◆ Exercise aim ◆
Extract every line where the string "Catalysis" appears.

◆ Data supplied ◆
--------------------------------

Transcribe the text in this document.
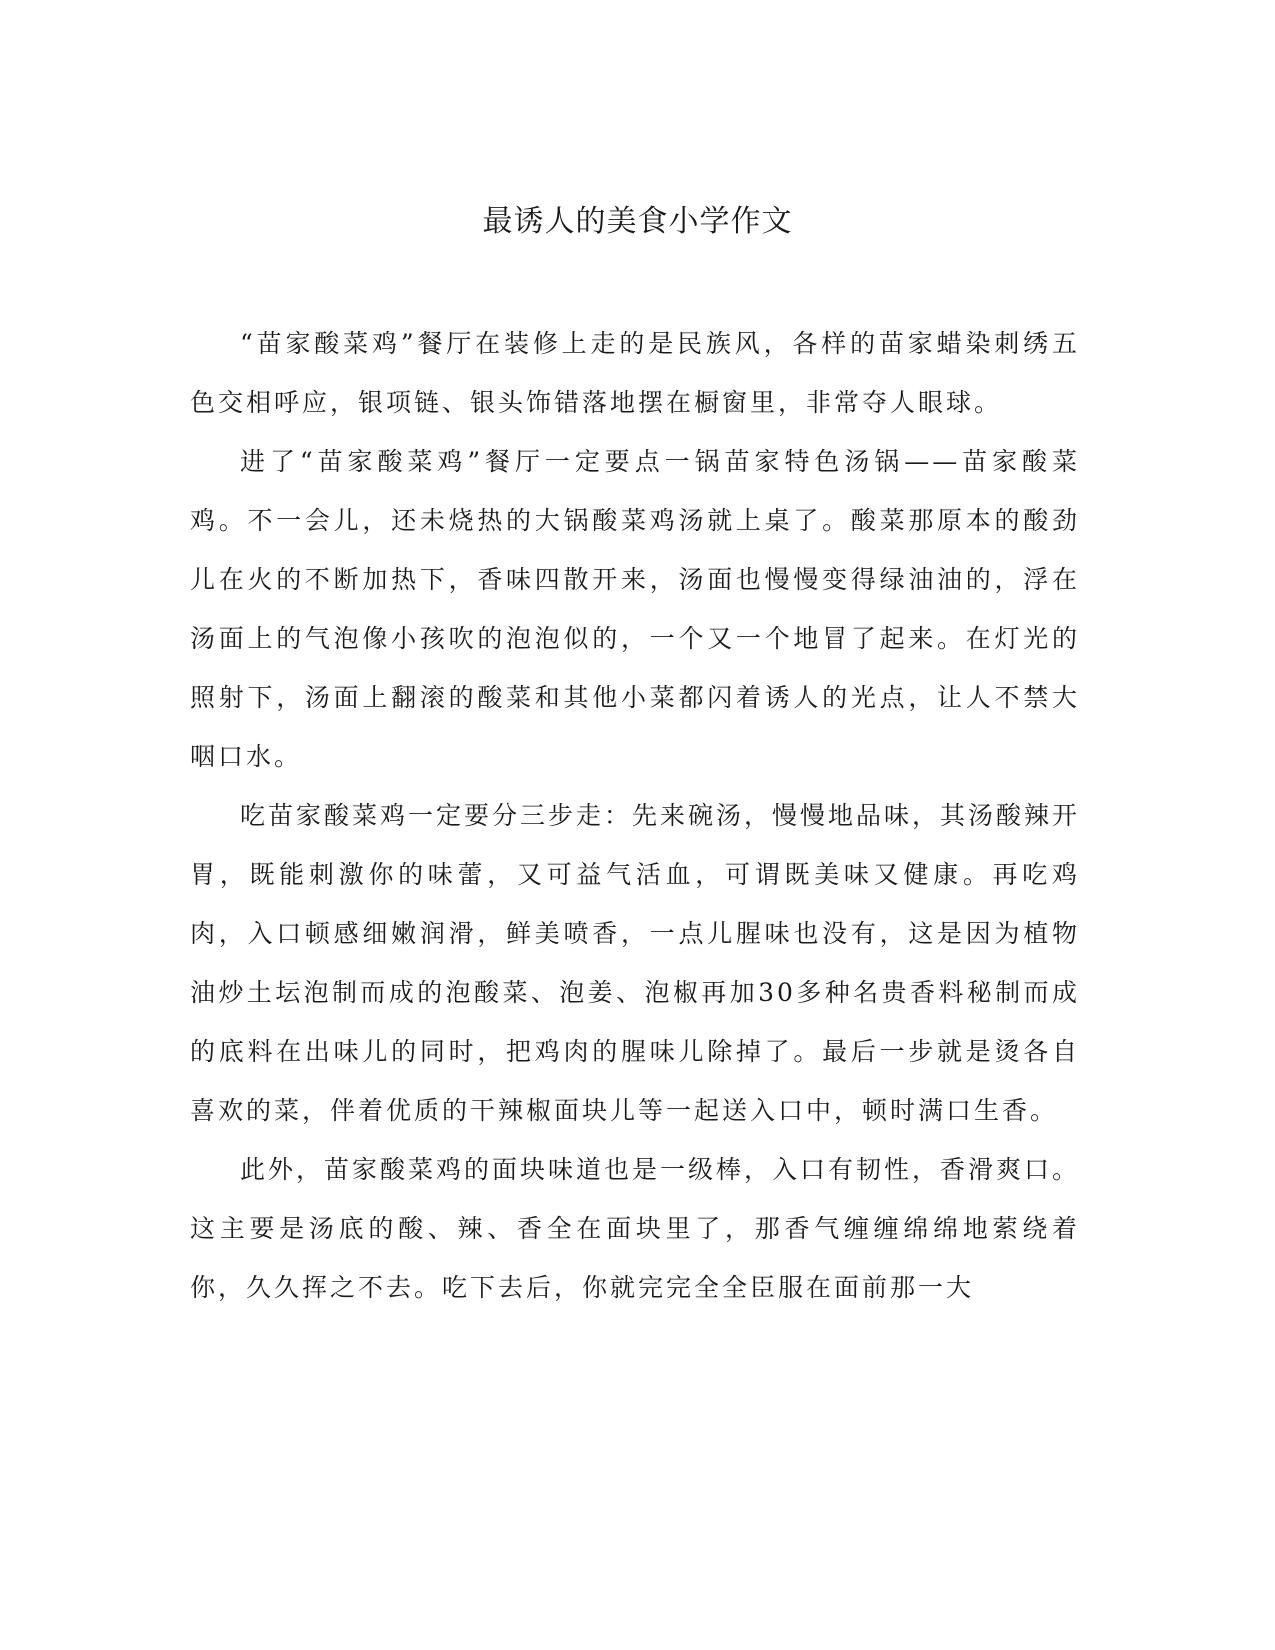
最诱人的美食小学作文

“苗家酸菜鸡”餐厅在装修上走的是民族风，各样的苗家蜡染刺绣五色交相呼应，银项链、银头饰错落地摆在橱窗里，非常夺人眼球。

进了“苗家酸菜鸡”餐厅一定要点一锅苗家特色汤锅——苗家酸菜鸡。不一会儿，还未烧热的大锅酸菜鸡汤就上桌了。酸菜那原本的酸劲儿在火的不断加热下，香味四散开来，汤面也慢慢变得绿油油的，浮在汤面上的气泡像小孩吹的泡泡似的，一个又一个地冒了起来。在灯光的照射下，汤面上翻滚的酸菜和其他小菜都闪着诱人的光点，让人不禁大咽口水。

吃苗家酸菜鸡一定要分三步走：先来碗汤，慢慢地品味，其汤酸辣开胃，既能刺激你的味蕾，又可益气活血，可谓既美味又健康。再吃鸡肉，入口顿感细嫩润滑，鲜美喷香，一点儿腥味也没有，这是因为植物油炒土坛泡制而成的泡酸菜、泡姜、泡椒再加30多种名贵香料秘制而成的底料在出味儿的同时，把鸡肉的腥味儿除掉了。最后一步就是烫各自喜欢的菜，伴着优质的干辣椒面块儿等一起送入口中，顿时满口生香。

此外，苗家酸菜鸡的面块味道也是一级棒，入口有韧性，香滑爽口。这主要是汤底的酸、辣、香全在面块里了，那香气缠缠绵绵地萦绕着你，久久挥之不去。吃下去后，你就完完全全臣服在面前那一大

--------------------------------

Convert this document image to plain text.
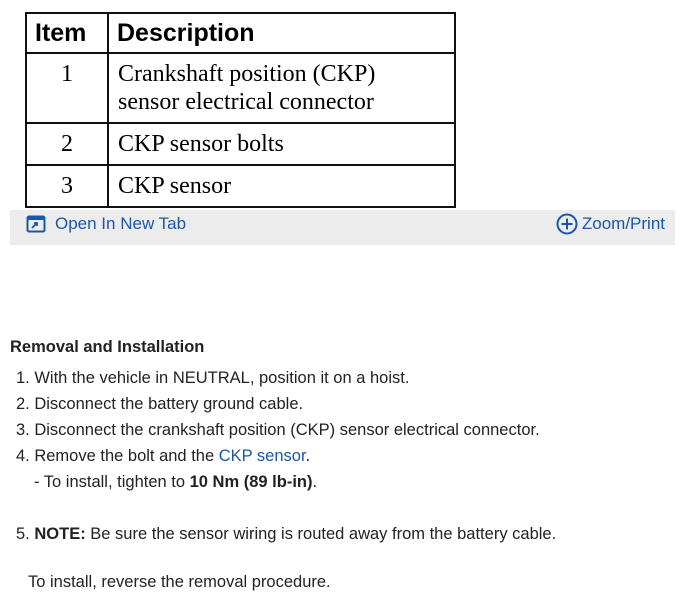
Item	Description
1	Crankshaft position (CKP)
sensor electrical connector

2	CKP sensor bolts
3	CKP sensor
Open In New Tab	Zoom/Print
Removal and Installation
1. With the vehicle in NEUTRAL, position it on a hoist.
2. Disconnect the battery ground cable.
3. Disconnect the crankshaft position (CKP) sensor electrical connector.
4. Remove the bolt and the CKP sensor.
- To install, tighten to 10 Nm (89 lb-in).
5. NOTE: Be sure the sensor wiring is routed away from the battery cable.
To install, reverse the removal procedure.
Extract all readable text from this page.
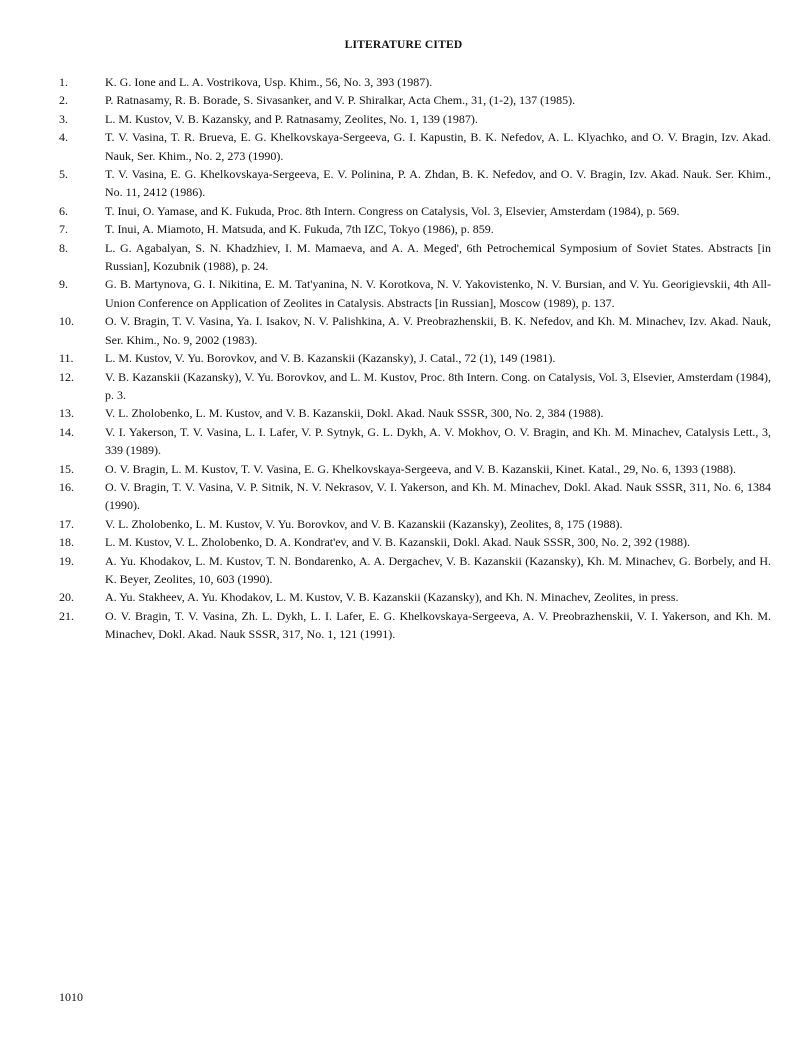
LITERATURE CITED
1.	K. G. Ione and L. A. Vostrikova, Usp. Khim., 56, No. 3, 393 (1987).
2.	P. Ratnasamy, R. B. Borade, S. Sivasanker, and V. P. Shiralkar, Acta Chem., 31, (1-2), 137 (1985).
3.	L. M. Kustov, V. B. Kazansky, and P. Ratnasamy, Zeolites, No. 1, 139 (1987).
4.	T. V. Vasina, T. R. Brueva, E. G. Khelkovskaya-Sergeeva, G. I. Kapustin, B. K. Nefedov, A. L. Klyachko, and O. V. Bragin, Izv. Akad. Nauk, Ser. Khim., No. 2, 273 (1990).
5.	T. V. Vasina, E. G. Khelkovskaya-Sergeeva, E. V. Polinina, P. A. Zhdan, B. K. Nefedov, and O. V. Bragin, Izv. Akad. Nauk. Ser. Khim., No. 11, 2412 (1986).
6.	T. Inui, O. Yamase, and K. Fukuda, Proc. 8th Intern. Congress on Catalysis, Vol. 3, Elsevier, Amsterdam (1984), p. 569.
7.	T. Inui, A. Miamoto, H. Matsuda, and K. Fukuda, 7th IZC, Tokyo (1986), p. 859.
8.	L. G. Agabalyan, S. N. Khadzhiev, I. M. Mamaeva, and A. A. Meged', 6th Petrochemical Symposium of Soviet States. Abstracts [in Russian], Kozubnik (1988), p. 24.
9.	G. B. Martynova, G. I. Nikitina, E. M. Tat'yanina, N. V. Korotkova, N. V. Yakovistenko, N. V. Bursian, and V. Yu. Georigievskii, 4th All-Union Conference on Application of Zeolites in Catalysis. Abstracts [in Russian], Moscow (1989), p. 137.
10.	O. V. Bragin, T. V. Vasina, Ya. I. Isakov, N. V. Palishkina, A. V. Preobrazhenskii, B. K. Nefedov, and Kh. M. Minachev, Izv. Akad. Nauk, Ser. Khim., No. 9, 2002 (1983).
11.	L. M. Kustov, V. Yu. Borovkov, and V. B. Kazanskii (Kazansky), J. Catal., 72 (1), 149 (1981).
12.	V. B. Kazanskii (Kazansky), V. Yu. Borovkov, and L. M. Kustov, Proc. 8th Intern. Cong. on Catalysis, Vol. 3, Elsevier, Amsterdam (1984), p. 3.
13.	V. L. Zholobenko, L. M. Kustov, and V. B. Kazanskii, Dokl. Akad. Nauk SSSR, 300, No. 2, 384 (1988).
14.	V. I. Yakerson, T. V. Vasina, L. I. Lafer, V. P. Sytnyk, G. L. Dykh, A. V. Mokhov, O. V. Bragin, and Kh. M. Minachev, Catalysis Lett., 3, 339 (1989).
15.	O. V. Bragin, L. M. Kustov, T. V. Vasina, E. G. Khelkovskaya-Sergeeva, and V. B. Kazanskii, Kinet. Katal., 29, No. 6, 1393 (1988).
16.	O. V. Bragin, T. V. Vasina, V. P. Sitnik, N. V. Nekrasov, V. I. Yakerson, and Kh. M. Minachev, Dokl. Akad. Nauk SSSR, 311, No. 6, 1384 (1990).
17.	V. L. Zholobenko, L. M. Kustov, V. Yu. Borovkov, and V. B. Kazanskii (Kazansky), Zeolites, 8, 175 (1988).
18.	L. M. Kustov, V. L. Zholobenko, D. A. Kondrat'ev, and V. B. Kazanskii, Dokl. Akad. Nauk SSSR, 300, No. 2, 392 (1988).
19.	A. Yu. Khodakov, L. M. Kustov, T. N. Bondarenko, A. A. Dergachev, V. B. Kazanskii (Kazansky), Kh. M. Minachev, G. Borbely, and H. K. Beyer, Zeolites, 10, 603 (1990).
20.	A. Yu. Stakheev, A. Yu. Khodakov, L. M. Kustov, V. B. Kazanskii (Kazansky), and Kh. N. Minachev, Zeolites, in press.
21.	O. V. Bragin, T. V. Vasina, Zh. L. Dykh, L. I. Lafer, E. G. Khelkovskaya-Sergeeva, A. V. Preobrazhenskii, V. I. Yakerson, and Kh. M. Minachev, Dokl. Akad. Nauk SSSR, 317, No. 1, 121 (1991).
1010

--------------------------------

◆ Complete response ◆
6.	T. Inui, O. Yamase, and K. Fukuda, Proc. 8th Intern. Congress on Catalysis, Vol. 3, Elsevier, Amsterdam (1984), p. 569.
9.	G. B. Martynova, G. I. Nikitina, E. M. Tat'yanina, N. V. Korotkova, N. V. Yakovistenko, N. V. Bursian, and V. Yu. Georigievskii, 4th All-Union Conference on Application of Zeolites in Catalysis. Abstracts [in Russian], Moscow (1989), p. 137.
12.	V. B. Kazanskii (Kazansky), V. Yu. Borovkov, and L. M. Kustov, Proc. 8th Intern. Cong. on Catalysis, Vol. 3, Elsevier, Amsterdam (1984), p. 3.
14.	V. I. Yakerson, T. V. Vasina, L. I. Lafer, V. P. Sytnyk, G. L. Dykh, A. V. Mokhov, O. V. Bragin, and Kh. M. Minachev, Catalysis Lett., 3, 339 (1989).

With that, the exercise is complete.